Texte de lecture:
::::

Charles Saint-Prot : Zefzati est un agitateur qui s’est autoproclamé chef d’un mouvement de contestation qui s’est développé durant ces derniers mois. Beaucoup mette en cause son égocentrisme excessif et ses prises de positions incohérentes. Il a tenté d’instrumentaliser un mouvement de revendication sociale et lui donner une coloration politico-religieuse. Il a été arrêté pour avoir interrompu le prêche de l’imam dans une mosquée d’Al Hoceima, le 26 mai, et créé une agitation perturbant l’office religieux et semant le trouble. Ses propos au Monde ne sont que de la propagande qui démontre qu’il poursuit un objectif politique précis visant à semer le désordre et porter atteinte à la cohésion nationale dont le Roi est très précisément le symbole. De fait s’en prendre à la personne du Roi c’est une façon de contester la solidarité nationale et de refuser le vivre ensemble dont le souverain est le garant.

Avec l'arrestation du leader du mouvement Hirak chaabi, Nasser Zefzafi, la situation dans le Rif pourrait être sur le point d'être maîtrisée par le gouvernement marocain. Cependant, la récente escalade qui a suivi la mort accidentelle d'un poissonnier d’al Hoceima (menée par Zefzafi) tendrait à prouver un certain mal-être au pays du roi Mohammed VI. Ce cas isolé peut-il  rappeler le précédent tunisien. Quels sont les risques de voir le Maroc se diriger vers un « printemps arabe » ? Les ferments sont-ils présents ?

En octobre 2016, lorsqu'un acheteur qui trafiquait sur le poisson vendu illégalement a trouvé une  mort accidentelle lors d’un regrettable incident dont il porte la responsabilité, certains ont vu une occasion de poser des revendications dans la ville. Ils ont demandé la création d’une université, d’un hôpital, etc. avec l’idée un peu naïve que l’État est là pour suppléer à tout. Il est certain qu’al Hoceima est une ville qui a des besoins, comme il y en a d’autres au Maroc, au Maghreb et partout ailleurs – y compris en France. Cette ville fait partie des zones qui ont encore un retard de développement car le Maroc fait certes d’immenses efforts mais il ne peut les réaliser qu’à la mesure de ses moyens. Le fait notable est qu’il est indéniable que les revendications sociales ont été détournées par des activistes qui voulaient semer la zizanie sans se soucier du bien-être de la population. Certaines personnes arrêtées récemment étaient en possession d’armes et ont violé le code pénal en agressant des agents des forces de l’ordre ou en détruisant des biens publics.

::::

Données d'annotation des cadres:

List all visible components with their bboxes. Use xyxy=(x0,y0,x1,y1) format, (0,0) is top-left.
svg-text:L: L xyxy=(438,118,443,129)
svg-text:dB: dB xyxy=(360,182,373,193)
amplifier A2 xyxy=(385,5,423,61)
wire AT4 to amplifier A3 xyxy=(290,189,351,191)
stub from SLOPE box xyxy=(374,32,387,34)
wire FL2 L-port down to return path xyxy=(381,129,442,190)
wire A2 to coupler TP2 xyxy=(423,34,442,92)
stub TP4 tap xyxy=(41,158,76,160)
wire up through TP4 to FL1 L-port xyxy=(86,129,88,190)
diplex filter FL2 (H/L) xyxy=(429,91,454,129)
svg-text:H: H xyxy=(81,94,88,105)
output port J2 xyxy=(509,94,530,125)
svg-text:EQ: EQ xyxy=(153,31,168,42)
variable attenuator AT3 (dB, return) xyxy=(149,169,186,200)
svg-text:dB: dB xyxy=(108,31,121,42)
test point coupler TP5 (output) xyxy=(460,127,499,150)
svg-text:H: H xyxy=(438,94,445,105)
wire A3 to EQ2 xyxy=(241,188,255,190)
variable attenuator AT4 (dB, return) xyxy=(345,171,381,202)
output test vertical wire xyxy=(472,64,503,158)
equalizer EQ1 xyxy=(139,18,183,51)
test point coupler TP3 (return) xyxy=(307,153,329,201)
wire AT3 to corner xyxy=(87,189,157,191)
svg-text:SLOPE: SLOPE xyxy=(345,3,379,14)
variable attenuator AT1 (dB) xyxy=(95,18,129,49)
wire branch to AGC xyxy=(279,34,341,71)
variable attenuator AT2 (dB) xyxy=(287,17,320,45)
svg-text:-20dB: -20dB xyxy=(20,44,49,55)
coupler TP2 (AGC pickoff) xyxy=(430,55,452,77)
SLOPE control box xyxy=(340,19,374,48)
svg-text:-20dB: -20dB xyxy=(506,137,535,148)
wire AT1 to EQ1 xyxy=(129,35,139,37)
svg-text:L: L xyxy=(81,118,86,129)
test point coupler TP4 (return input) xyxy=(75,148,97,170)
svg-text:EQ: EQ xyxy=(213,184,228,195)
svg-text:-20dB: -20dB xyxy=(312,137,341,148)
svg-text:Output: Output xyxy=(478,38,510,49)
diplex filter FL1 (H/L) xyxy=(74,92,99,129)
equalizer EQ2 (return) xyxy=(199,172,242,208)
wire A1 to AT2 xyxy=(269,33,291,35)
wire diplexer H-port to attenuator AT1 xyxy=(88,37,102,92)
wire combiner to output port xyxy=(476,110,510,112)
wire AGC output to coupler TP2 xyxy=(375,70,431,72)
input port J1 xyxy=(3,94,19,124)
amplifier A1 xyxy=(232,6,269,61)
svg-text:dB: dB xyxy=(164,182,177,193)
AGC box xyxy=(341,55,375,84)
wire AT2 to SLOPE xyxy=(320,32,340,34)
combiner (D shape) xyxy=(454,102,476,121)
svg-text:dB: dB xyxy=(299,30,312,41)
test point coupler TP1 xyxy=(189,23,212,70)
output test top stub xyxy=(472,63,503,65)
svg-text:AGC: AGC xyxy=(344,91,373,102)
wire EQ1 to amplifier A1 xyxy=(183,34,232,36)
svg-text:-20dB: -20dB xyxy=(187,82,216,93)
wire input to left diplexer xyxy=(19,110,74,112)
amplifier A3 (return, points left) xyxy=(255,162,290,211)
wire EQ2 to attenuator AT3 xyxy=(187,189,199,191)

::::

Travail demandé:
• 1. D'après le texte de lecture, à quel mois et quelle année s'est produite la mort accidentelle de l'acheteur de poisson à al Hoceima ?
• 2. Traduisez en anglais, s'il vous plaît, cette phrase du texte de lecture : « Cette ville fait partie des zones qui ont encore un retard de développement car le Maroc fait certes d’immenses efforts mais il ne peut les réaliser qu’à la mesure de ses moyens. »

Réponses par tâche:
• 1. En octobre 2016.

• 2. This city is one of the areas that still lag behind in development, because Morocco is certainly making immense efforts, but it can only carry them out to the extent its means allow.